▶ **What the task requires**:
Edit the stretch from the line containing "Find all labels, buttons, inputs, and" through the line containing "- reply-button[interactable]: 139: [8, 440, 59, 478]" so that "interactable" becomes "clickable" everywhere, leaving everything else intact and the pictures out.

▶ **Extracted records**:
-- BEGIN --

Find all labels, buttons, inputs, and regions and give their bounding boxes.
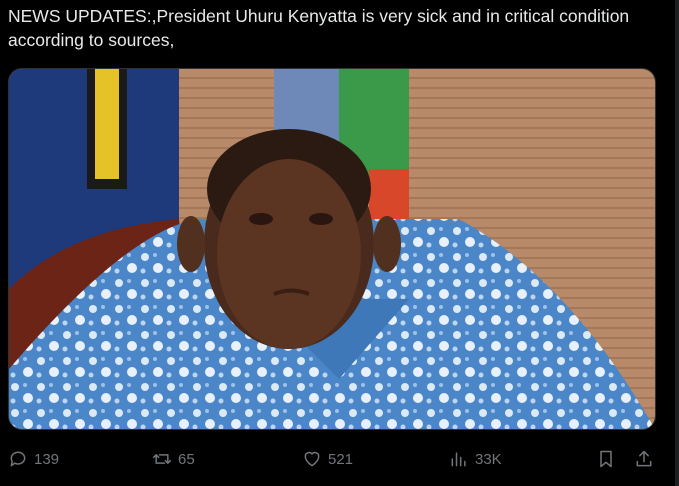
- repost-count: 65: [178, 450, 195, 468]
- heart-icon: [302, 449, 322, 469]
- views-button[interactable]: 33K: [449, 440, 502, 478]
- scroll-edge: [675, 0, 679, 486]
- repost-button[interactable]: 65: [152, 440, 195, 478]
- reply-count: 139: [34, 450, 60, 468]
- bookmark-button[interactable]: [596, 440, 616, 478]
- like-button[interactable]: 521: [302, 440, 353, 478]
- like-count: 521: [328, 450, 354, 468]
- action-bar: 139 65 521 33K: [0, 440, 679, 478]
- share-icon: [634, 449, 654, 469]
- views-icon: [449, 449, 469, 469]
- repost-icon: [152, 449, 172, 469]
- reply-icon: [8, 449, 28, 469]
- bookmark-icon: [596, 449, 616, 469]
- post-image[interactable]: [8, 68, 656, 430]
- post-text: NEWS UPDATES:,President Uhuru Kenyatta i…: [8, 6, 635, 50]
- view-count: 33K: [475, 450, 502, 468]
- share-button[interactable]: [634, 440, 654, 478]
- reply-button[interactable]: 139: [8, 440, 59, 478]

-- END --
-- BEGIN --

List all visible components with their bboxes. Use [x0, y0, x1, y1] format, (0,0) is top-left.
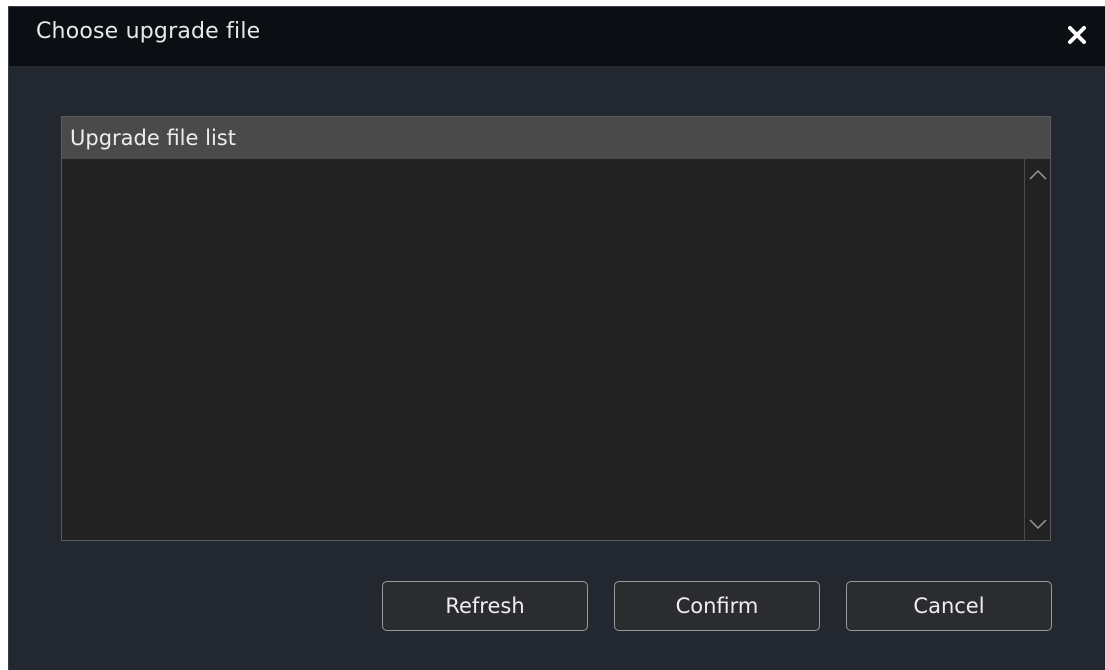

-- END --

▶ **Exercise response**:
Find all labels, buttons, inputs, and regions and give their bounding boxes.
- repost-count: 65: [178, 450, 195, 468]
- heart-icon: [302, 449, 322, 469]
- views-button[clickable]: 33K: [449, 440, 502, 478]
- scroll-edge: [675, 0, 679, 486]
- repost-button[clickable]: 65: [152, 440, 195, 478]
- reply-count: 139: [34, 450, 60, 468]
- bookmark-button[clickable]: [596, 440, 616, 478]
- like-button[clickable]: 521: [302, 440, 353, 478]
- like-count: 521: [328, 450, 354, 468]
- action-bar: 139 65 521 33K: [0, 440, 679, 478]
- share-icon: [634, 449, 654, 469]
- views-icon: [449, 449, 469, 469]
- repost-icon: [152, 449, 172, 469]
- reply-icon: [8, 449, 28, 469]
- bookmark-icon: [596, 449, 616, 469]
- post-image[clickable]: [8, 68, 656, 430]
- post-text: NEWS UPDATES:,President Uhuru Kenyatta i…: [8, 6, 635, 50]
- view-count: 33K: [475, 450, 502, 468]
- share-button[clickable]: [634, 440, 654, 478]
- reply-button[clickable]: 139: [8, 440, 59, 478]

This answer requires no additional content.